* _Records_
==================================================
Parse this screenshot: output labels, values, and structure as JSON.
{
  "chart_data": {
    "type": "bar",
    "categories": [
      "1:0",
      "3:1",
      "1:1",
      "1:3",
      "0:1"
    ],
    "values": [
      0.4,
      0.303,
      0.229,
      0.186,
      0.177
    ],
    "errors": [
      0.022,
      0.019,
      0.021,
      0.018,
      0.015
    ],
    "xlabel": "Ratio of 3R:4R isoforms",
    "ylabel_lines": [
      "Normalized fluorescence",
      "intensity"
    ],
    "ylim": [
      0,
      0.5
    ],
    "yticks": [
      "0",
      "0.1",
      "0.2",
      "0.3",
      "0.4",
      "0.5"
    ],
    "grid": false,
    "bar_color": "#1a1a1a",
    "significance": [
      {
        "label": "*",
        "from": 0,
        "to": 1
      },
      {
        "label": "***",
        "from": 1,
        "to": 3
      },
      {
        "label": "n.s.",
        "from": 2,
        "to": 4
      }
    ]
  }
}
==================================================
* _Goal_
Every record shown above must be echoed exactly.

* _Correct answer_
Parse this screenshot: output labels, values, and structure as JSON.
{
  "chart_data": {
    "type": "bar",
    "categories": [
      "1:0",
      "3:1",
      "1:1",
      "1:3",
      "0:1"
    ],
    "values": [
      0.4,
      0.303,
      0.229,
      0.186,
      0.177
    ],
    "errors": [
      0.022,
      0.019,
      0.021,
      0.018,
      0.015
    ],
    "xlabel": "Ratio of 3R:4R isoforms",
    "ylabel_lines": [
      "Normalized fluorescence",
      "intensity"
    ],
    "ylim": [
      0,
      0.5
    ],
    "yticks": [
      "0",
      "0.1",
      "0.2",
      "0.3",
      "0.4",
      "0.5"
    ],
    "grid": false,
    "bar_color": "#1a1a1a",
    "significance": [
      {
        "label": "*",
        "from": 0,
        "to": 1
      },
      {
        "label": "***",
        "from": 1,
        "to": 3
      },
      {
        "label": "n.s.",
        "from": 2,
        "to": 4
      }
    ]
  }
}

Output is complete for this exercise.